Problem to work on | Please write the listing below out again exactly, leaving every picture behind.

Collection entries |
═══
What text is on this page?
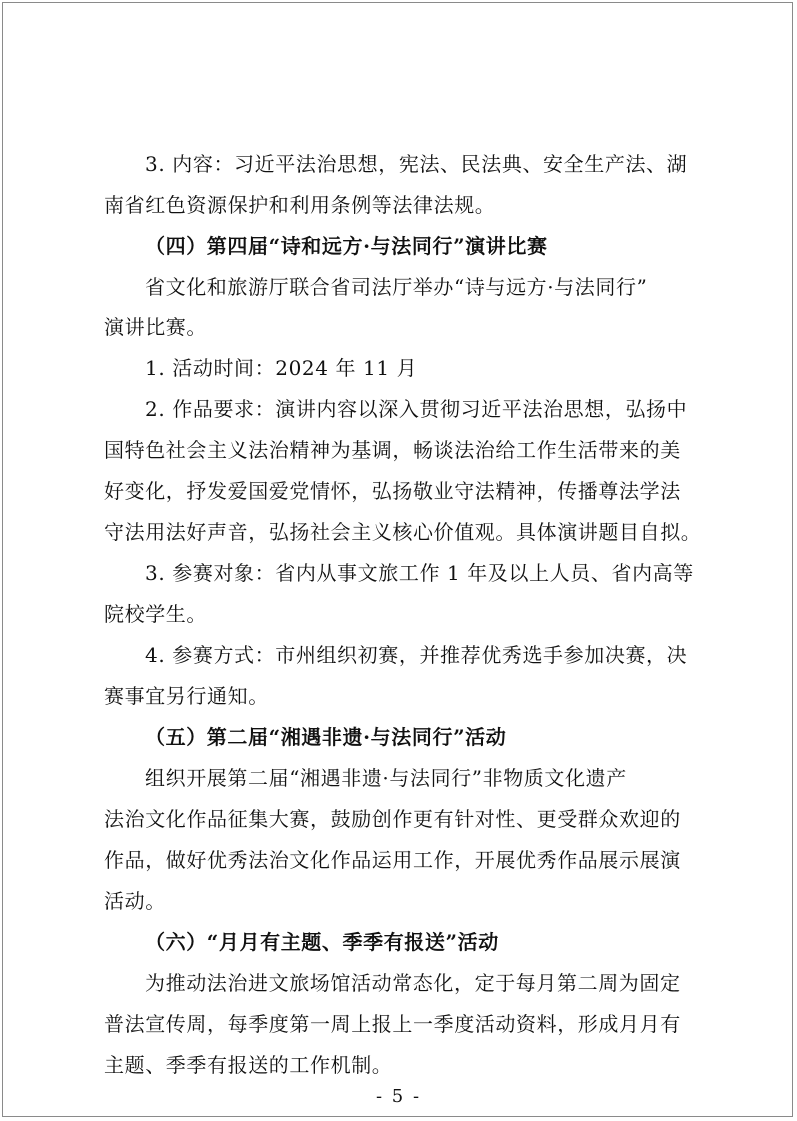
3. 内容：习近平法治思想，宪法、民法典、安全生产法、湖
南省红色资源保护和利用条例等法律法规。
（四）第四届“诗和远方·与法同行”演讲比赛
省文化和旅游厅联合省司法厅举办“诗与远方·与法同行”
演讲比赛。
1. 活动时间：2024 年 11 月
2. 作品要求：演讲内容以深入贯彻习近平法治思想，弘扬中
国特色社会主义法治精神为基调，畅谈法治给工作生活带来的美
好变化，抒发爱国爱党情怀，弘扬敬业守法精神，传播尊法学法
守法用法好声音，弘扬社会主义核心价值观。具体演讲题目自拟。
3. 参赛对象：省内从事文旅工作 1 年及以上人员、省内高等
院校学生。
4. 参赛方式：市州组织初赛，并推荐优秀选手参加决赛，决
赛事宜另行通知。
（五）第二届“湘遇非遗·与法同行”活动
组织开展第二届“湘遇非遗·与法同行”非物质文化遗产
法治文化作品征集大赛，鼓励创作更有针对性、更受群众欢迎的
作品，做好优秀法治文化作品运用工作，开展优秀作品展示展演
活动。
（六）“月月有主题、季季有报送”活动
为推动法治进文旅场馆活动常态化，定于每月第二周为固定
普法宣传周，每季度第一周上报上一季度活动资料，形成月月有
主题、季季有报送的工作机制。
- 5 -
═══
Reply to the exercise |
What text is on this page?
3. 内容：习近平法治思想，宪法、民法典、安全生产法、湖
南省红色资源保护和利用条例等法律法规。
（四）第四届“诗和远方·与法同行”演讲比赛
省文化和旅游厅联合省司法厅举办“诗与远方·与法同行”
演讲比赛。
1. 活动时间：2024 年 11 月
2. 作品要求：演讲内容以深入贯彻习近平法治思想，弘扬中
国特色社会主义法治精神为基调，畅谈法治给工作生活带来的美
好变化，抒发爱国爱党情怀，弘扬敬业守法精神，传播尊法学法
守法用法好声音，弘扬社会主义核心价值观。具体演讲题目自拟。
3. 参赛对象：省内从事文旅工作 1 年及以上人员、省内高等
院校学生。
4. 参赛方式：市州组织初赛，并推荐优秀选手参加决赛，决
赛事宜另行通知。
（五）第二届“湘遇非遗·与法同行”活动
组织开展第二届“湘遇非遗·与法同行”非物质文化遗产
法治文化作品征集大赛，鼓励创作更有针对性、更受群众欢迎的
作品，做好优秀法治文化作品运用工作，开展优秀作品展示展演
活动。
（六）“月月有主题、季季有报送”活动
为推动法治进文旅场馆活动常态化，定于每月第二周为固定
普法宣传周，每季度第一周上报上一季度活动资料，形成月月有
主题、季季有报送的工作机制。
- 5 -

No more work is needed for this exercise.